[START OF TASK DATA]

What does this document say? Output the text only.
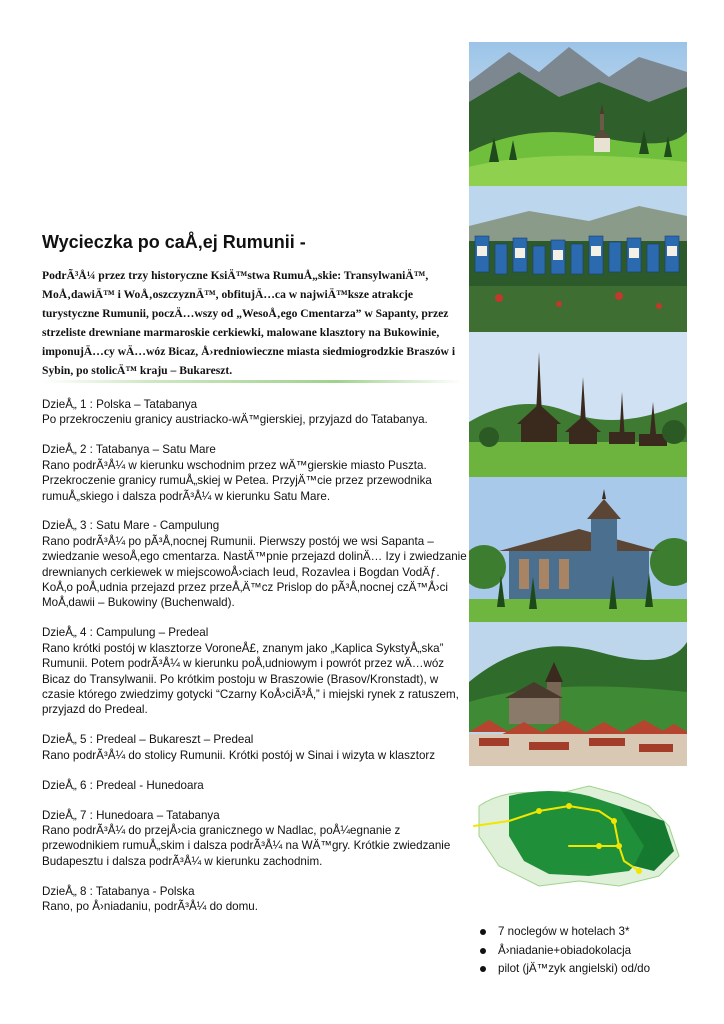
Wycieczka po caÅ‚ej Rumunii -

PodrÃ³Å¼ przez trzy historyczne KsiÄ™stwa RumuÅ„skie: TransylwaniÄ™, MoÅ‚dawiÄ™ i WoÅ‚oszczyznÄ™, obfitujÄ…ca w najwiÄ™ksze atrakcje turystyczne Rumunii, poczÄ…wszy od „WesoÅ‚ego Cmentarza” w Sapanty, przez strzeliste drewniane marmaroskie cerkiewki, malowane klasztory na Bukowinie, imponujÄ…cy wÄ…wóz Bicaz, Å›redniowieczne miasta siedmiogrodzkie Braszów i Sybin, po stolicÄ™ kraju – Bukareszt.

DzieÅ„ 1 : Polska – Tatabanya

Po przekroczeniu granicy austriacko-wÄ™gierskiej, przyjazd do Tatabanya.

DzieÅ„ 2 : Tatabanya – Satu Mare

Rano podrÃ³Å¼ w kierunku wschodnim przez wÄ™gierskie miasto Puszta. Przekroczenie granicy rumuÅ„skiej w Petea. PrzyjÄ™cie przez przewodnika rumuÅ„skiego i dalsza podrÃ³Å¼ w kierunku Satu Mare.

DzieÅ„ 3 : Satu Mare - Campulung

Rano podrÃ³Å¼ po pÃ³Å‚nocnej Rumunii. Pierwszy postój we wsi Sapanta – zwiedzanie wesoÅ‚ego cmentarza. NastÄ™pnie przejazd dolinÄ… Izy i zwiedzanie drewnianych cerkiewek w miejscowoÅ›ciach Ieud, Rozavlea i Bogdan VodÄƒ. KoÅ‚o poÅ‚udnia przejazd przez przeÅ‚Ä™cz Prislop do pÃ³Å‚nocnej czÄ™Å›ci MoÅ‚dawii – Bukowiny (Buchenwald).

DzieÅ„ 4 : Campulung – Predeal

Rano krótki postój w klasztorze VoroneÅ£, znanym jako „Kaplica SykstyÅ„ska” Rumunii. Potem podrÃ³Å¼ w kierunku poÅ‚udniowym i powrót przez wÄ…wóz Bicaz do Transylwanii. Po krótkim postoju w Braszowie (Brasov/Kronstadt), w czasie którego zwiedzimy gotycki “Czarny KoÅ›ciÃ³Å‚” i miejski rynek z ratuszem, przyjazd do Predeal.

DzieÅ„ 5 : Predeal – Bukareszt – Predeal

Rano podrÃ³Å¼ do stolicy Rumunii. Krótki postój w Sinai i wizyta w klasztorz

DzieÅ„ 6 : Predeal - Hunedoara

DzieÅ„ 7 : Hunedoara – Tatabanya

Rano podrÃ³Å¼ do przejÅ›cia granicznego w Nadlac, poÅ¼egnanie z przewodnikiem rumuÅ„skim i dalsza podrÃ³Å¼ na WÄ™gry. Krótkie zwiedzanie Budapesztu i dalsza podrÃ³Å¼ w kierunku zachodnim.

DzieÅ„ 8 : Tatabanya - Polska

Rano, po Å›niadaniu, podrÃ³Å¼ do domu.

7 noclegów w hotelach 3*
Å›niadanie+obiadokolacja
pilot (jÄ™zyk angielski) od/do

[END OF TASK DATA]

== EXERCISE REQUIREMENTS ==
State the number of lines that contain the string "przyjazd", with no other words.

== THE OUTPUT ==
2